■ **Part of a data file**
— START —

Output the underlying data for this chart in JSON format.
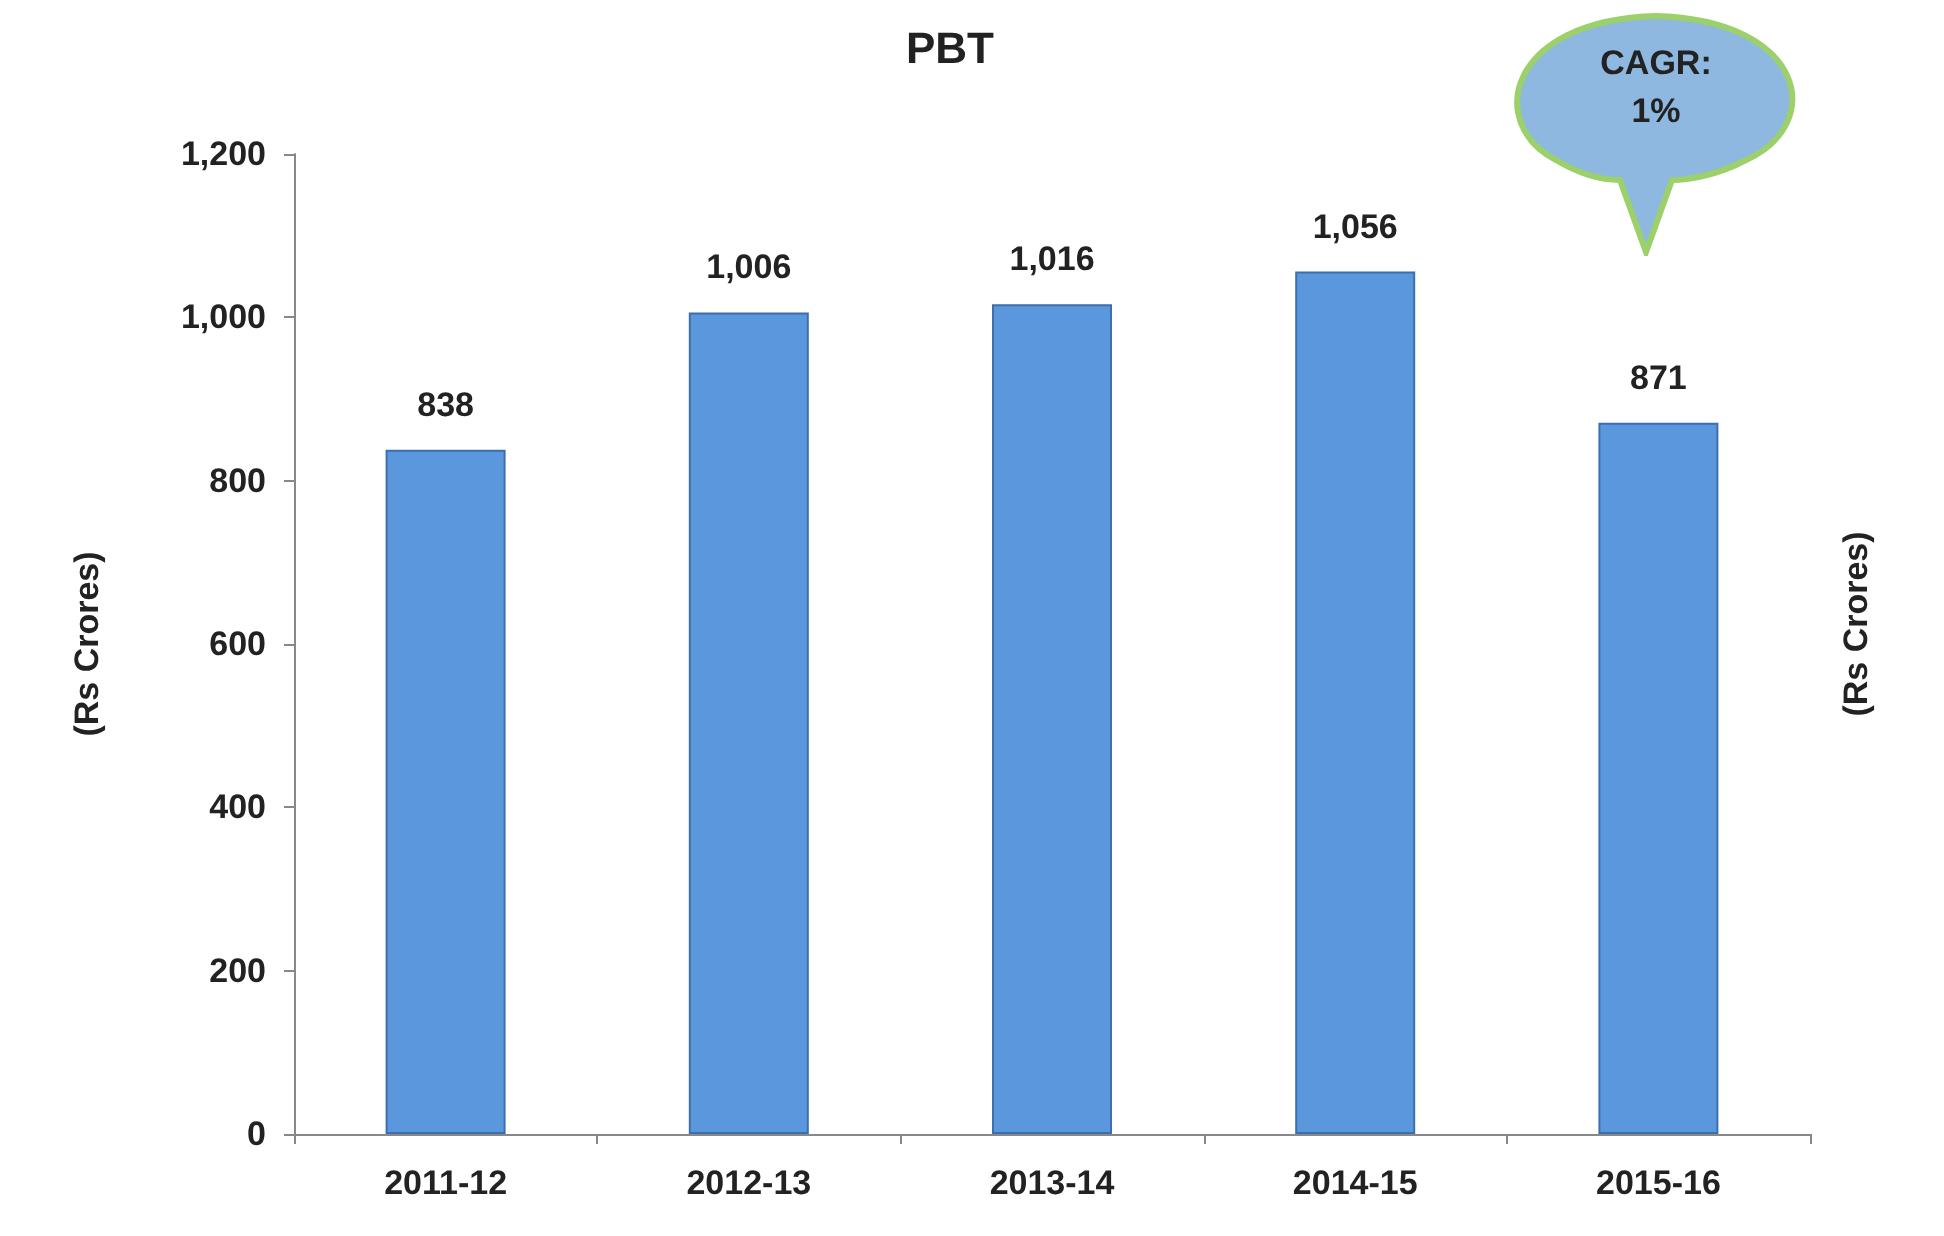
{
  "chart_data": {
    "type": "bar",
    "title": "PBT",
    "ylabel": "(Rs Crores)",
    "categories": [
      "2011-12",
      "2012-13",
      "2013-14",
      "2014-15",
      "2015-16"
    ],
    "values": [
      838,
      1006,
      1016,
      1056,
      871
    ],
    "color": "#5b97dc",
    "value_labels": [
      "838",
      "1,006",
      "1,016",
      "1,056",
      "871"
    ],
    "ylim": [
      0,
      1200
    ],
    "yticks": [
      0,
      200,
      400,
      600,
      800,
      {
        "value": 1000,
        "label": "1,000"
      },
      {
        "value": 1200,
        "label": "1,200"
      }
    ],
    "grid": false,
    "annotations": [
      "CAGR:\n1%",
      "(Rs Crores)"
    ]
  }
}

— END —

■ **WHAT THE TASK ASKS**
Omit the pictures and give the material again, exactly and in full.

■ **TASK RESULT**
Output the underlying data for this chart in JSON format.
{
  "chart_data": {
    "type": "bar",
    "title": "PBT",
    "ylabel": "(Rs Crores)",
    "categories": [
      "2011-12",
      "2012-13",
      "2013-14",
      "2014-15",
      "2015-16"
    ],
    "values": [
      838,
      1006,
      1016,
      1056,
      871
    ],
    "color": "#5b97dc",
    "value_labels": [
      "838",
      "1,006",
      "1,016",
      "1,056",
      "871"
    ],
    "ylim": [
      0,
      1200
    ],
    "yticks": [
      0,
      200,
      400,
      600,
      800,
      {
        "value": 1000,
        "label": "1,000"
      },
      {
        "value": 1200,
        "label": "1,200"
      }
    ],
    "grid": false,
    "annotations": [
      "CAGR:\n1%",
      "(Rs Crores)"
    ]
  }
}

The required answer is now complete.